:: DATA FOR THIS TASK ::
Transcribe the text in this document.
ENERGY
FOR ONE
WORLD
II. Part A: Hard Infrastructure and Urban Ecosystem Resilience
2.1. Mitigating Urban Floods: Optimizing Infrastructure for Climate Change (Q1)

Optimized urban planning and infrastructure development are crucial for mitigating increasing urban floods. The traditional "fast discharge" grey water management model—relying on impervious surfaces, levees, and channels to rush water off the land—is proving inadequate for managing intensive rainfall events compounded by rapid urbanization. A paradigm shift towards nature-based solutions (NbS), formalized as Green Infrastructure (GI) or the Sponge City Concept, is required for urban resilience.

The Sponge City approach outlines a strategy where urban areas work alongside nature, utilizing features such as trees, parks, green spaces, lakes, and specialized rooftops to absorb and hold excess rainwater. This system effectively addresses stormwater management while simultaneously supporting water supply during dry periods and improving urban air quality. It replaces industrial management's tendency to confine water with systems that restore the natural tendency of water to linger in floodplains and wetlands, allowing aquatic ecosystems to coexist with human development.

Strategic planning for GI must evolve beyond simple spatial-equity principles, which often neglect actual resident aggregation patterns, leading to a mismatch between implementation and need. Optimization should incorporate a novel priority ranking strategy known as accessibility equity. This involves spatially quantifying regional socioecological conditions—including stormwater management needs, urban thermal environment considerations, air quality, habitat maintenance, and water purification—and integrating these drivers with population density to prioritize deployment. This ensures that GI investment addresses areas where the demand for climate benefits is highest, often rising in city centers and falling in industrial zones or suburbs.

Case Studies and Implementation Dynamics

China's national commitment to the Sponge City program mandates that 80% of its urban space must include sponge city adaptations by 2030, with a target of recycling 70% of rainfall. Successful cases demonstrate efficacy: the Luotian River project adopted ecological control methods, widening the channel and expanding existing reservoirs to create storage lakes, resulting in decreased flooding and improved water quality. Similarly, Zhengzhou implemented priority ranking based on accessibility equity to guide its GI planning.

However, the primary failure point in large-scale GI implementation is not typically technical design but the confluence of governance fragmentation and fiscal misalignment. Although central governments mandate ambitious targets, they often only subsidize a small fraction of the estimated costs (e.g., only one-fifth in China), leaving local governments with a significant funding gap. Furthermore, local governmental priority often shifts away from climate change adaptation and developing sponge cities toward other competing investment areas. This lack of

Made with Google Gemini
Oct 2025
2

:: TASK DETAILS ::
Take the lines above and retype all of them exactly.

:: SOLUTION ::
Transcribe the text in this document.
ENERGY
FOR ONE
WORLD
II. Part A: Hard Infrastructure and Urban Ecosystem Resilience
2.1. Mitigating Urban Floods: Optimizing Infrastructure for Climate Change (Q1)

Optimized urban planning and infrastructure development are crucial for mitigating increasing urban floods. The traditional "fast discharge" grey water management model—relying on impervious surfaces, levees, and channels to rush water off the land—is proving inadequate for managing intensive rainfall events compounded by rapid urbanization. A paradigm shift towards nature-based solutions (NbS), formalized as Green Infrastructure (GI) or the Sponge City Concept, is required for urban resilience.

The Sponge City approach outlines a strategy where urban areas work alongside nature, utilizing features such as trees, parks, green spaces, lakes, and specialized rooftops to absorb and hold excess rainwater. This system effectively addresses stormwater management while simultaneously supporting water supply during dry periods and improving urban air quality. It replaces industrial management's tendency to confine water with systems that restore the natural tendency of water to linger in floodplains and wetlands, allowing aquatic ecosystems to coexist with human development.

Strategic planning for GI must evolve beyond simple spatial-equity principles, which often neglect actual resident aggregation patterns, leading to a mismatch between implementation and need. Optimization should incorporate a novel priority ranking strategy known as accessibility equity. This involves spatially quantifying regional socioecological conditions—including stormwater management needs, urban thermal environment considerations, air quality, habitat maintenance, and water purification—and integrating these drivers with population density to prioritize deployment. This ensures that GI investment addresses areas where the demand for climate benefits is highest, often rising in city centers and falling in industrial zones or suburbs.

Case Studies and Implementation Dynamics

China's national commitment to the Sponge City program mandates that 80% of its urban space must include sponge city adaptations by 2030, with a target of recycling 70% of rainfall. Successful cases demonstrate efficacy: the Luotian River project adopted ecological control methods, widening the channel and expanding existing reservoirs to create storage lakes, resulting in decreased flooding and improved water quality. Similarly, Zhengzhou implemented priority ranking based on accessibility equity to guide its GI planning.

However, the primary failure point in large-scale GI implementation is not typically technical design but the confluence of governance fragmentation and fiscal misalignment. Although central governments mandate ambitious targets, they often only subsidize a small fraction of the estimated costs (e.g., only one-fifth in China), leaving local governments with a significant funding gap. Furthermore, local governmental priority often shifts away from climate change adaptation and developing sponge cities toward other competing investment areas. This lack of

Made with Google Gemini
Oct 2025
2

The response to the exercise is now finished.